[begin TASK INPUTS]

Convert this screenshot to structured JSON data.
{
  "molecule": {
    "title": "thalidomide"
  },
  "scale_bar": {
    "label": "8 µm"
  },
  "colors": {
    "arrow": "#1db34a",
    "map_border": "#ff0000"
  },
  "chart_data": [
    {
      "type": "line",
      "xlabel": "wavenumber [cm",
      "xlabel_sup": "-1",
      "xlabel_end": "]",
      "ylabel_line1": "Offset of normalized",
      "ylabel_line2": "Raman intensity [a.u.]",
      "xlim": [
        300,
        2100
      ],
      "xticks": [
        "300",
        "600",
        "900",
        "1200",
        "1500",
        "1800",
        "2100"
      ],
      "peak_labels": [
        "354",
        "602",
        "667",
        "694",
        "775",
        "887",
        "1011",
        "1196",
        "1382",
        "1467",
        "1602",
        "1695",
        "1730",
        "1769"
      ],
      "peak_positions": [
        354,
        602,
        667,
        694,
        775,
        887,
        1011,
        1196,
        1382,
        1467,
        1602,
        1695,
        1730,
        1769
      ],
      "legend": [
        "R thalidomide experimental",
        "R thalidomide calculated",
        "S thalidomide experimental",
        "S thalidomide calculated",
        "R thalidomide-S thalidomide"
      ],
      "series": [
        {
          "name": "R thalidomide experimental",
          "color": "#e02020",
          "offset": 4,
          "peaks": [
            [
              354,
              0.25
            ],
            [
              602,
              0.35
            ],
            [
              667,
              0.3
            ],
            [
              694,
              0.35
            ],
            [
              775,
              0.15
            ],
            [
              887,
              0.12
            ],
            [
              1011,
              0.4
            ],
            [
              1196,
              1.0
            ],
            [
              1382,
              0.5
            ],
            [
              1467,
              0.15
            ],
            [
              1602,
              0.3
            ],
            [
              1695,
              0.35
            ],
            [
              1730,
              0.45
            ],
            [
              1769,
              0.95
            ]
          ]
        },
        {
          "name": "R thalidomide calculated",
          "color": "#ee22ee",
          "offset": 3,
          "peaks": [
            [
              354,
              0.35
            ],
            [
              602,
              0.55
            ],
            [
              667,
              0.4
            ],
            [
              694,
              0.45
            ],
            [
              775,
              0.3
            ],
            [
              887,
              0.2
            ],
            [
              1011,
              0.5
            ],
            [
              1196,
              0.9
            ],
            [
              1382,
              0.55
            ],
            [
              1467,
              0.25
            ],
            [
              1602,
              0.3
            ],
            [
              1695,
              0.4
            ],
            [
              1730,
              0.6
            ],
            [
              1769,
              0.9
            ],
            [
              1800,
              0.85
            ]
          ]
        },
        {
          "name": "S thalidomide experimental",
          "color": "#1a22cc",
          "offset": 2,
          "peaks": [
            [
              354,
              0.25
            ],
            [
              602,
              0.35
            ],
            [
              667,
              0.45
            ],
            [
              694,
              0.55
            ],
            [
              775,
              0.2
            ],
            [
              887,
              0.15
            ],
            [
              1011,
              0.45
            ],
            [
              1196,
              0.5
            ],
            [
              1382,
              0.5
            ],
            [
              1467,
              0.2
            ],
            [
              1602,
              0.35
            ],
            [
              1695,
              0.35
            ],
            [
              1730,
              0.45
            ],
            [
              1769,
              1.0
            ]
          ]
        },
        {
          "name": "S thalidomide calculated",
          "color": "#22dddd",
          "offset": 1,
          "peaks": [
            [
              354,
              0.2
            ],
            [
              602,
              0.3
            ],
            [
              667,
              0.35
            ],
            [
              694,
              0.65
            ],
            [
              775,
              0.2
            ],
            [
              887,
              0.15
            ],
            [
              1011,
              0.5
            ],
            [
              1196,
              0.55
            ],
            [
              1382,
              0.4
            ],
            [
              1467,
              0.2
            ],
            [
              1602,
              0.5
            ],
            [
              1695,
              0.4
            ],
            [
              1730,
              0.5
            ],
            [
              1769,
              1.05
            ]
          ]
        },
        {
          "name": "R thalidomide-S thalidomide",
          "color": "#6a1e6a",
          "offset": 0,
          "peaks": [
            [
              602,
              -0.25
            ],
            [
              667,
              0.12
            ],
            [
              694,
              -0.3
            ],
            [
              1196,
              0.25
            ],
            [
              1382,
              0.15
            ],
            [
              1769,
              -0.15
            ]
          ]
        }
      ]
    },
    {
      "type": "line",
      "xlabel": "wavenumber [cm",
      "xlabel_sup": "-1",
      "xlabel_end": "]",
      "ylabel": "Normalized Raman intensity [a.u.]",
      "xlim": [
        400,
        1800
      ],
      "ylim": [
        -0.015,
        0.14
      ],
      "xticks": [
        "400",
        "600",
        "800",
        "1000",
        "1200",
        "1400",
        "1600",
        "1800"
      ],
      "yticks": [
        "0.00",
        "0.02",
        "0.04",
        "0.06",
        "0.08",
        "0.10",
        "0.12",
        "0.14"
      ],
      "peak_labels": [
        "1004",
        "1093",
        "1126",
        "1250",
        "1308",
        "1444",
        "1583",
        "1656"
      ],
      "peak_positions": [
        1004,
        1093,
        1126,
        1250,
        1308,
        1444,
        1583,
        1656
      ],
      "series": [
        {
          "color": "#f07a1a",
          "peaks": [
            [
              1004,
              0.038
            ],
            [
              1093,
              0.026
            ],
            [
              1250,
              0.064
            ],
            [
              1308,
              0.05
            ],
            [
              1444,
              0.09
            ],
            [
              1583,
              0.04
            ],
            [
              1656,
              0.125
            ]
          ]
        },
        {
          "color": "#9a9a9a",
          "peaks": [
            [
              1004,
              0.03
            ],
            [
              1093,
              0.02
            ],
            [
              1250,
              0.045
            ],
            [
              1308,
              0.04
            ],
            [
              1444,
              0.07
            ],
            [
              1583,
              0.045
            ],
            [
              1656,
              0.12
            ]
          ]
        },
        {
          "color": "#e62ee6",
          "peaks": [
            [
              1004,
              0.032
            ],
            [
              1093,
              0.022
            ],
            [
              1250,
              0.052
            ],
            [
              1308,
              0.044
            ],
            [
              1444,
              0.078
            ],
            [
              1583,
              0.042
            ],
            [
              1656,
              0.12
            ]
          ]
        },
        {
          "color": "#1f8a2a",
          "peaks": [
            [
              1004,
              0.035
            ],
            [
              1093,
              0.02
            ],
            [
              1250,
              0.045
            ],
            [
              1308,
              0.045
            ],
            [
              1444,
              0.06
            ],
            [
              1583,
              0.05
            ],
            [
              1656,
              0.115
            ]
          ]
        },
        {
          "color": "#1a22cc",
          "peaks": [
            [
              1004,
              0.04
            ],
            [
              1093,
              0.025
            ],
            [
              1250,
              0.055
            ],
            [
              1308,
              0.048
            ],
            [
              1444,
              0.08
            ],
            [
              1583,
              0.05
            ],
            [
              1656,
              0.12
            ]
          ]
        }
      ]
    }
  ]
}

[end TASK INPUTS]
[begin TASK INPUTS]

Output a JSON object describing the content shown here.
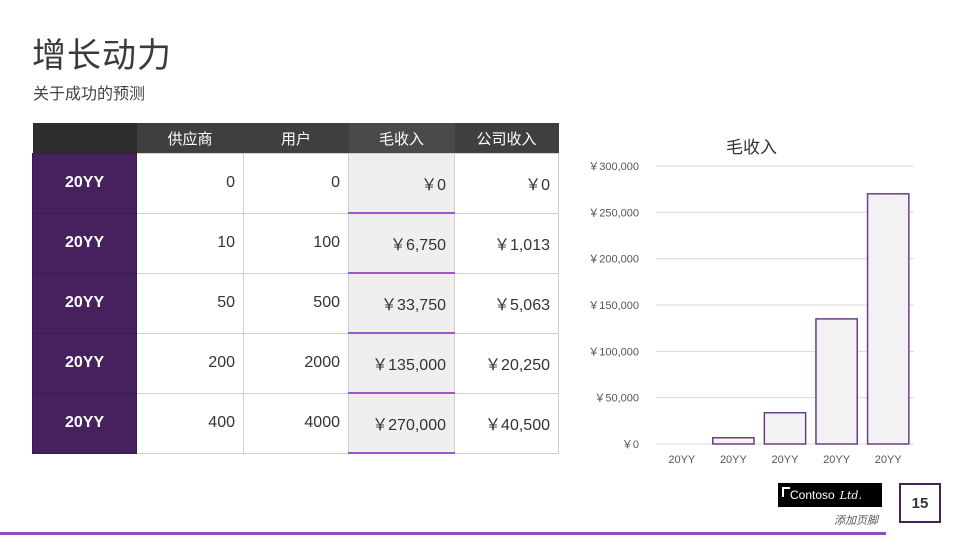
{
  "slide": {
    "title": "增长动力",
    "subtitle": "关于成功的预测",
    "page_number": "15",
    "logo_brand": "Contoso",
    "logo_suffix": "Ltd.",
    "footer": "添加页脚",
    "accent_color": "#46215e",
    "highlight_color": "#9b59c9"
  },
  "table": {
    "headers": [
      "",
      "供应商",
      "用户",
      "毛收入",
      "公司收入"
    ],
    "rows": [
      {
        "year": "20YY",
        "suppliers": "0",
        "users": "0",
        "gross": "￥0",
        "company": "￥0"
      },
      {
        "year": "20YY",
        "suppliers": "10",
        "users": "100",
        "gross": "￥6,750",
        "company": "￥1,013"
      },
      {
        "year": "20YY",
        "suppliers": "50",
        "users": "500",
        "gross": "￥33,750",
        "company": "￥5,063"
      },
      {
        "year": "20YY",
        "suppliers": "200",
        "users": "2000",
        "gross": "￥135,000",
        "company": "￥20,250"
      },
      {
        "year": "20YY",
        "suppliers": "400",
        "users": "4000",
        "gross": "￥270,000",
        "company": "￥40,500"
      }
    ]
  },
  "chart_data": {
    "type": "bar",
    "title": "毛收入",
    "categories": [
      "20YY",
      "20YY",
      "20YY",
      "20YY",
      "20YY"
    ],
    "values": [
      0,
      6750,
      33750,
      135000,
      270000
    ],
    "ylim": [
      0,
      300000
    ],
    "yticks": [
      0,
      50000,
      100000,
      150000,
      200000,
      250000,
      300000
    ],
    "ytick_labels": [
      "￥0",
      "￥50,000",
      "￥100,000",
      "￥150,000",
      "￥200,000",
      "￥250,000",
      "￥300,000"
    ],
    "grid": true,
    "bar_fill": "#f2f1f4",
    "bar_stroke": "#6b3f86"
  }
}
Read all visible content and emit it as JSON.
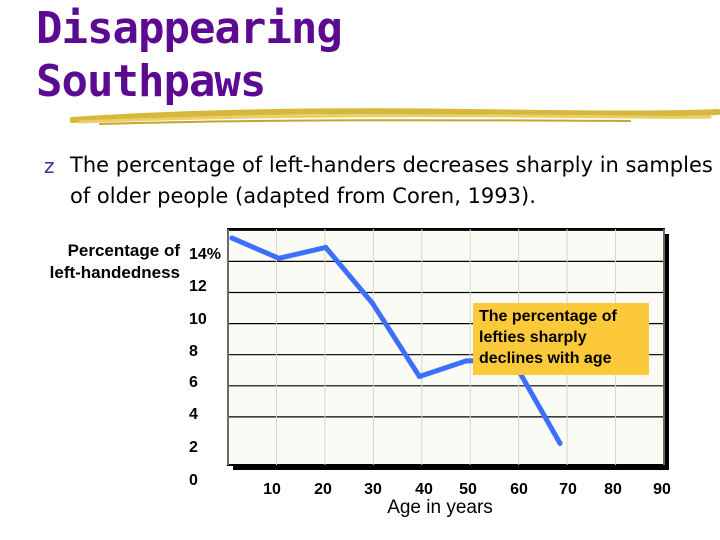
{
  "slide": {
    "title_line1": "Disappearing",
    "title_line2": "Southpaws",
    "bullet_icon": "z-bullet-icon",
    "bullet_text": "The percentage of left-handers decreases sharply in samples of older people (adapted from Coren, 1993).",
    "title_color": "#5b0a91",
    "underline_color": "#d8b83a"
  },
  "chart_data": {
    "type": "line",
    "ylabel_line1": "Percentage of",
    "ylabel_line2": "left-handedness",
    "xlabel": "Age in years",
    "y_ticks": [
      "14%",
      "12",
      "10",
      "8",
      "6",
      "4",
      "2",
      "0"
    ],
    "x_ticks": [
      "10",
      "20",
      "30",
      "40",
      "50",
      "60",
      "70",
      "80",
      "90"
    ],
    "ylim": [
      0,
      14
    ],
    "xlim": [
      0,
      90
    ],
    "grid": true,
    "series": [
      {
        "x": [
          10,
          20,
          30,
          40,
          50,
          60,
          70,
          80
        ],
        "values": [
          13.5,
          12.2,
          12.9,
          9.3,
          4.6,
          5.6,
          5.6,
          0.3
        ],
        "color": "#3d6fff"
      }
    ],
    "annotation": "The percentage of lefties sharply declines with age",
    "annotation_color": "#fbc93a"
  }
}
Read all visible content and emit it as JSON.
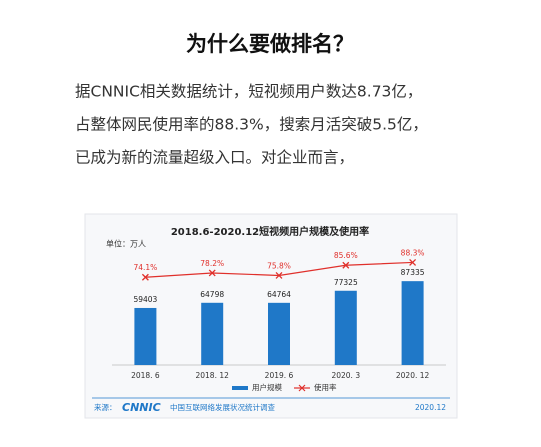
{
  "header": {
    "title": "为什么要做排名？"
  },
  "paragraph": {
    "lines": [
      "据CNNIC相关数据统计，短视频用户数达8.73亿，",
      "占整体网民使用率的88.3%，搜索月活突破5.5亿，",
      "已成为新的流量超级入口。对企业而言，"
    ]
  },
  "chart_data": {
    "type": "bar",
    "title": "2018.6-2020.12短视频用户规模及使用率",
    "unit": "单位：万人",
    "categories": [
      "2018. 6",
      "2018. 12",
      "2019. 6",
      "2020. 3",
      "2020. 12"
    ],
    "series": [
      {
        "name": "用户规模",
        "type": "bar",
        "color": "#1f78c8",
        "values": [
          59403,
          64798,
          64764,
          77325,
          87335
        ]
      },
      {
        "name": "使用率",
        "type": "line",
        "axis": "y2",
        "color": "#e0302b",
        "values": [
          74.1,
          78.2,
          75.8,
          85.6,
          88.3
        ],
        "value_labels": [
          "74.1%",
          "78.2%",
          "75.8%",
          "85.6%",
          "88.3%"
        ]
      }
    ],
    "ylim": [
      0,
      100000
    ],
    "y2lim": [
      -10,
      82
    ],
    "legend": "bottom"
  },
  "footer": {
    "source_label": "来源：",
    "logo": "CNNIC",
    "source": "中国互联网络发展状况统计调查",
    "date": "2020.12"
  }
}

[end TASK INPUTS]
[begin TASK INPUTS]

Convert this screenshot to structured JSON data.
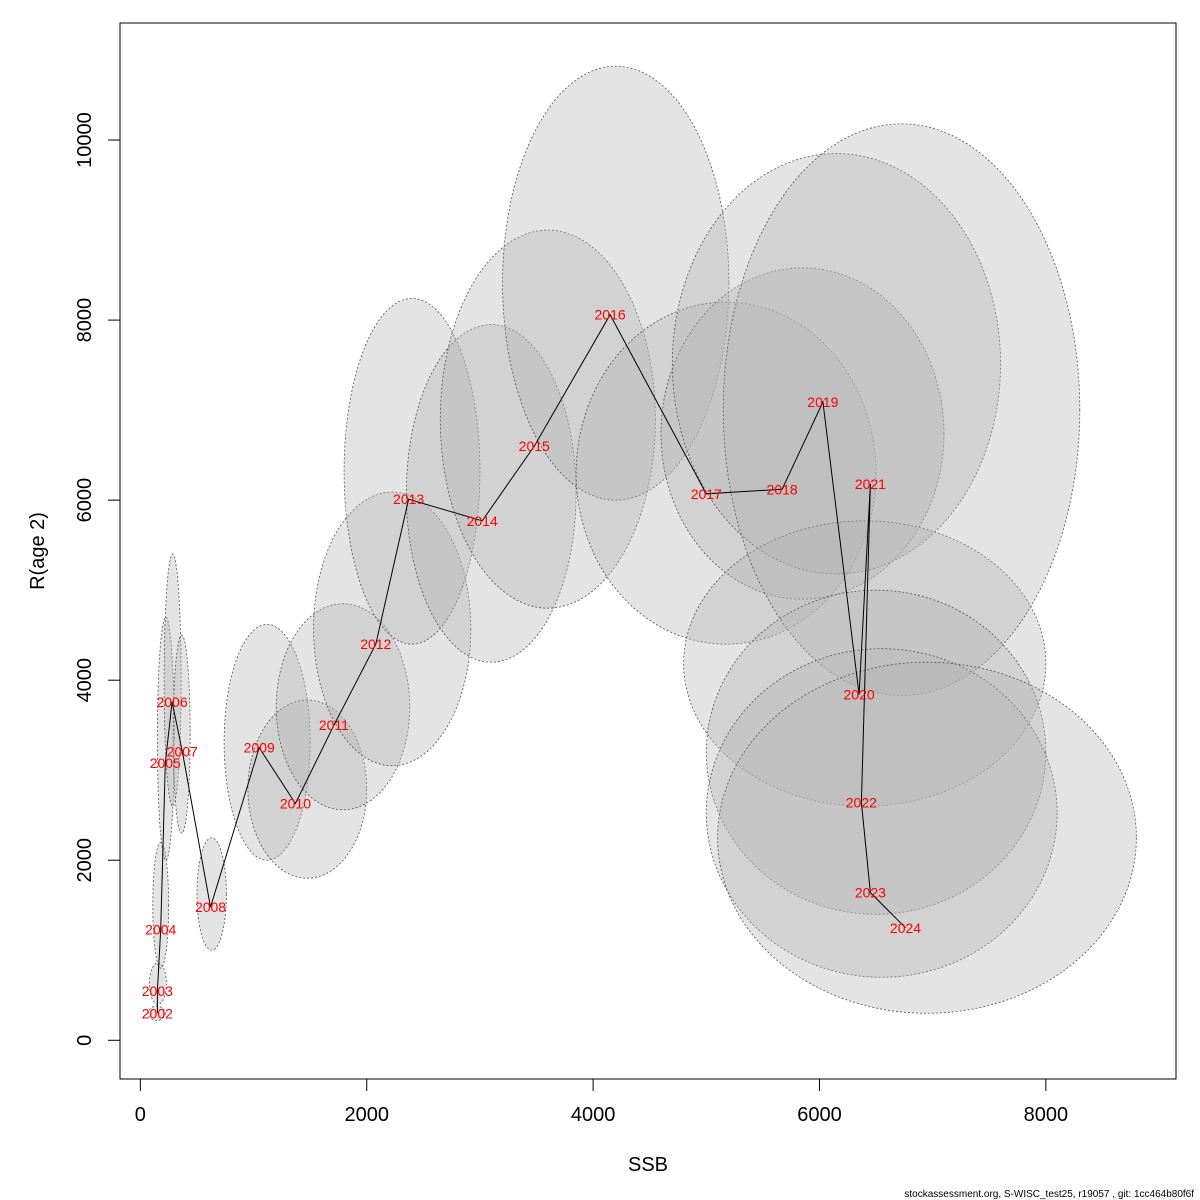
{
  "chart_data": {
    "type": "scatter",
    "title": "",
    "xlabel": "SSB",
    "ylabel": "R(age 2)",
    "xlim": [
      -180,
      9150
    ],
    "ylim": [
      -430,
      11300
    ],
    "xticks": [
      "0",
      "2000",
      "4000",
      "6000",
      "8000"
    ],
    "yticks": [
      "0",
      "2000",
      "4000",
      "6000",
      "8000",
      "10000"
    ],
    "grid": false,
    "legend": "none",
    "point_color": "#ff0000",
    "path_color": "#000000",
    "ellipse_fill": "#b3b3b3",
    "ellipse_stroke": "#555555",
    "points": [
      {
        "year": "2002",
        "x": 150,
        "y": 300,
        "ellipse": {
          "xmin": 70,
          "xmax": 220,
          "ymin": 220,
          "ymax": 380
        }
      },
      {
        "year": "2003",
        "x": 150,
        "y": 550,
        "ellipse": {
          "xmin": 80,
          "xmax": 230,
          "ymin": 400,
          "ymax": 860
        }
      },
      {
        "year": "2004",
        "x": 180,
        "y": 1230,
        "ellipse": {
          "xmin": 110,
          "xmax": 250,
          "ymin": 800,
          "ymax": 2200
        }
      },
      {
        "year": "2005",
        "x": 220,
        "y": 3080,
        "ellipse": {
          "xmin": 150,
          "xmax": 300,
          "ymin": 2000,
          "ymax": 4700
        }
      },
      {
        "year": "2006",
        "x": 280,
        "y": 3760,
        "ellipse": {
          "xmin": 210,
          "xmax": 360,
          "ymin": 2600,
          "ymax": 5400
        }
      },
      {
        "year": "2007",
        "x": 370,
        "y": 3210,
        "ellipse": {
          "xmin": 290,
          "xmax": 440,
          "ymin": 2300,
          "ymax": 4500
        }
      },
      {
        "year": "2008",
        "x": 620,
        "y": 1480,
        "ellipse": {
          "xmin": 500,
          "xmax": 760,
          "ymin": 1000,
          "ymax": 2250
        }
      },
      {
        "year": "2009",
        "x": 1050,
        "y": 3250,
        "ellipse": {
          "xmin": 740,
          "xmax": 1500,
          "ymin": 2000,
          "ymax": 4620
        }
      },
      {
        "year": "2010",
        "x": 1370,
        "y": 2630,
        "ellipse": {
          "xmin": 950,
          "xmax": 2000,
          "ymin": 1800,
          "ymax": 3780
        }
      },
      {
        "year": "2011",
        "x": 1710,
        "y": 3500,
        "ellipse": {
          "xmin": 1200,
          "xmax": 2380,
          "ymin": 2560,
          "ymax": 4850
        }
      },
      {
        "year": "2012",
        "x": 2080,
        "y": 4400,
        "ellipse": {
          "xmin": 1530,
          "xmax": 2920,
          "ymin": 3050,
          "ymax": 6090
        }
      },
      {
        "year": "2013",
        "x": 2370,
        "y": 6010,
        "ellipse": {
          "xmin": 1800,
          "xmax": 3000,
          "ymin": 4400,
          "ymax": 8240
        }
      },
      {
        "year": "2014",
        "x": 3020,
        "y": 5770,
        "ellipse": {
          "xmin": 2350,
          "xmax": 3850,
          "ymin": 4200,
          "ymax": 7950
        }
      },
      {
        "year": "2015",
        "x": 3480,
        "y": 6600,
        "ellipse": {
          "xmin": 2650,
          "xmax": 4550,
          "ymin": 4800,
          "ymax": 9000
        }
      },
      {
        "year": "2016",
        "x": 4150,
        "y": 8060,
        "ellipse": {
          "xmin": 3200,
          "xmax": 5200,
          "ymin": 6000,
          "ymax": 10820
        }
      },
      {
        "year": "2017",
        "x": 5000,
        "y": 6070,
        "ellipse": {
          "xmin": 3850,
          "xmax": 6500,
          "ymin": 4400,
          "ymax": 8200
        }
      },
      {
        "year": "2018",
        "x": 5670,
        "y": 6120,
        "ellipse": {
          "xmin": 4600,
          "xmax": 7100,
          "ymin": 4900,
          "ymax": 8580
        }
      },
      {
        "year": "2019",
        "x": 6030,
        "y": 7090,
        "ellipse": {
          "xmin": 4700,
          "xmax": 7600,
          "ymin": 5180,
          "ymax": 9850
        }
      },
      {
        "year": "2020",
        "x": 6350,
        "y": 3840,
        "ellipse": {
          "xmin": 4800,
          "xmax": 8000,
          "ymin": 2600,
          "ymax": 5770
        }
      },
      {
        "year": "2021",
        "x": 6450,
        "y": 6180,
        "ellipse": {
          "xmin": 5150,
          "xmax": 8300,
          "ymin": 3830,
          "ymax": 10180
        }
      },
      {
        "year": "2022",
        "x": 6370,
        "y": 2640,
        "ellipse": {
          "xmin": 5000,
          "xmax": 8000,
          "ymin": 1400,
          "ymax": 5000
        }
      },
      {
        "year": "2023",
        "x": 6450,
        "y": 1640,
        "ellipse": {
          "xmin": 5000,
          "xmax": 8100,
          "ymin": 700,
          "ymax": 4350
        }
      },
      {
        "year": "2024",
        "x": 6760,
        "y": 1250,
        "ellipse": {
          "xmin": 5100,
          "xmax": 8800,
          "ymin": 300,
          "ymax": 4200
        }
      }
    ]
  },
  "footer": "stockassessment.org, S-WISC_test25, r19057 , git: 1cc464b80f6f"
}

[end TASK INPUTS]

EXERCISE REQUIREMENTS:
Copy every single line of the material above that holds "thalidomide".

SOLUTION FOR THIS TASK:
    "title": "thalidomide"
        "R thalidomide experimental",
        "R thalidomide calculated",
        "S thalidomide experimental",
        "S thalidomide calculated",
        "R thalidomide-S thalidomide"
          "name": "R thalidomide experimental",
          "name": "R thalidomide calculated",
          "name": "S thalidomide experimental",
          "name": "S thalidomide calculated",
          "name": "R thalidomide-S thalidomide",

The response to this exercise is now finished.